Your objective
Read the records below and copy each line that contains "name".

Source data
######

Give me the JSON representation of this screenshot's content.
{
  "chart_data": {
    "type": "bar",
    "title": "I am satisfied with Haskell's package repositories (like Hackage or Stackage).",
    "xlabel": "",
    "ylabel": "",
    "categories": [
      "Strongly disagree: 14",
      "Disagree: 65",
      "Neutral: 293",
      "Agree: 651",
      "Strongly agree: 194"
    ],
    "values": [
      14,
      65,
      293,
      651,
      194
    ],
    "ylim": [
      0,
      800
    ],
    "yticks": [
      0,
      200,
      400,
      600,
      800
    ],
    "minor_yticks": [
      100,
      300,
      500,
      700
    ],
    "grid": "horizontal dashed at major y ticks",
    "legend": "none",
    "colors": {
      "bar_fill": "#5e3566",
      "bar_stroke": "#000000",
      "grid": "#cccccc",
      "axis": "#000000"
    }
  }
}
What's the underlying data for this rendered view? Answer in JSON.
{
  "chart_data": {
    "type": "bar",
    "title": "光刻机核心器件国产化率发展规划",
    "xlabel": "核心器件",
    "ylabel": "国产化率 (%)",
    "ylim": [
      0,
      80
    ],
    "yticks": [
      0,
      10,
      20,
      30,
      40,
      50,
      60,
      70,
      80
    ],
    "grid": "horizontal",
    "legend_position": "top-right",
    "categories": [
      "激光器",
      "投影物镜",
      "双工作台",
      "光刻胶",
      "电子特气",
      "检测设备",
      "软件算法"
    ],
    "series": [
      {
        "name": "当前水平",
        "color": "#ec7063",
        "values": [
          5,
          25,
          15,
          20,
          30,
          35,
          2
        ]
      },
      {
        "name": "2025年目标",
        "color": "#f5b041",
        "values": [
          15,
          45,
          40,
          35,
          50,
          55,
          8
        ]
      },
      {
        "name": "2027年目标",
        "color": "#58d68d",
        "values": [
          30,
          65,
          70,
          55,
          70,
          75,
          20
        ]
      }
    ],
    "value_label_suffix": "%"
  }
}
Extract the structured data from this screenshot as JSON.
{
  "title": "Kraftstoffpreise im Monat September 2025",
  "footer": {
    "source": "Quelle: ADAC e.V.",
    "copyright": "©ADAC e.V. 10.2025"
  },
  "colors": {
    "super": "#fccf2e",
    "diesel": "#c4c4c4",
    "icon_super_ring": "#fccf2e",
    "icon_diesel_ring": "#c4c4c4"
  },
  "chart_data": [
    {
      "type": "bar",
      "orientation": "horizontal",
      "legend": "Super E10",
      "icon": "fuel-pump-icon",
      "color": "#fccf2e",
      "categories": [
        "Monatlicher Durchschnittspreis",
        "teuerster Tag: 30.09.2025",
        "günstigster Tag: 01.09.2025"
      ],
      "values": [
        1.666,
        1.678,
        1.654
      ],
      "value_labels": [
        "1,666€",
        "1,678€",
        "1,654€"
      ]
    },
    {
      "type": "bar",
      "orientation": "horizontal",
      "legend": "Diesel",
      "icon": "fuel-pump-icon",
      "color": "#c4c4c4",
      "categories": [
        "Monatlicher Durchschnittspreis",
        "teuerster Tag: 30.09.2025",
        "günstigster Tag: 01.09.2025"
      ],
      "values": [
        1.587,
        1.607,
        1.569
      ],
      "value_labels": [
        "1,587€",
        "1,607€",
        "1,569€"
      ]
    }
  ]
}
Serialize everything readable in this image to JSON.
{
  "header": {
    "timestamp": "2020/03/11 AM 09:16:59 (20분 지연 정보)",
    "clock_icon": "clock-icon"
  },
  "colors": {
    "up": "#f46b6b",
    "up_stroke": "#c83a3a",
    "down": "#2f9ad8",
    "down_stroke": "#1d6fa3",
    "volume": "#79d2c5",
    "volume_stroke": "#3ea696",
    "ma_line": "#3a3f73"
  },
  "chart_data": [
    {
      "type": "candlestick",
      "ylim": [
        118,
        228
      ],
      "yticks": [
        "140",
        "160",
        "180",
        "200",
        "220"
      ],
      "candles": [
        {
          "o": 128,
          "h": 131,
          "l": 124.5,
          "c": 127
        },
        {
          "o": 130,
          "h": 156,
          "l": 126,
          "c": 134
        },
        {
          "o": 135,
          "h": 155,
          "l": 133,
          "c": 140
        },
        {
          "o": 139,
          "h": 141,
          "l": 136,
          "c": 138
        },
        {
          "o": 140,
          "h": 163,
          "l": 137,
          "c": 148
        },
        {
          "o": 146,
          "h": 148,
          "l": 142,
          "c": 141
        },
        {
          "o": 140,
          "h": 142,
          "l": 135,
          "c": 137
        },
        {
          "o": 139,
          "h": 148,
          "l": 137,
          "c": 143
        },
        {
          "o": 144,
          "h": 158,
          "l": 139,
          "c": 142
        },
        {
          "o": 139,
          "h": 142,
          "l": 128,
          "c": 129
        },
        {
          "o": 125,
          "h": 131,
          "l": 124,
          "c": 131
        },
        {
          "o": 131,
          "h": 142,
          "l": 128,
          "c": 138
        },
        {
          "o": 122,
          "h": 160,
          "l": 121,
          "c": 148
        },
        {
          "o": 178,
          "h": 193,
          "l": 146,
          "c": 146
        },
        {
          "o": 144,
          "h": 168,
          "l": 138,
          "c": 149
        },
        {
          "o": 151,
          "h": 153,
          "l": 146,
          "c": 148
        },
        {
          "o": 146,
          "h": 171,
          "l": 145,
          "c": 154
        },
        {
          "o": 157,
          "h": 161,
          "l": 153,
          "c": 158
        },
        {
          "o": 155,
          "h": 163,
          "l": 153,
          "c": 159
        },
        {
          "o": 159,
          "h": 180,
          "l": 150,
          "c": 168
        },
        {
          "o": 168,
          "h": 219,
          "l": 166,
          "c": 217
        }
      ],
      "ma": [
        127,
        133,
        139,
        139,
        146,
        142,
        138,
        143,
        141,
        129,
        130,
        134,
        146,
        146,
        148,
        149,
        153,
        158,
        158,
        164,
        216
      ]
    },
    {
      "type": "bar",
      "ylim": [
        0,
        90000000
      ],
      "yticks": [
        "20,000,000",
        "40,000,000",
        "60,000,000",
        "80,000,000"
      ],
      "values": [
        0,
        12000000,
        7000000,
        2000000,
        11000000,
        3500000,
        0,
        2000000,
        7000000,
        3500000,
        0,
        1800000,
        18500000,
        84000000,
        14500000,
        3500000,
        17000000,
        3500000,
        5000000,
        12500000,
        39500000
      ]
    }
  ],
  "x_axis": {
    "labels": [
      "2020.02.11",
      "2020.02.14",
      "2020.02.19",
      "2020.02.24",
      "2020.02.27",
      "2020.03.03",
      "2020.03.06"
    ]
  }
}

######

Finished task
        "name": "当前水平",
        "name": "2025年目标",
        "name": "2027年目标",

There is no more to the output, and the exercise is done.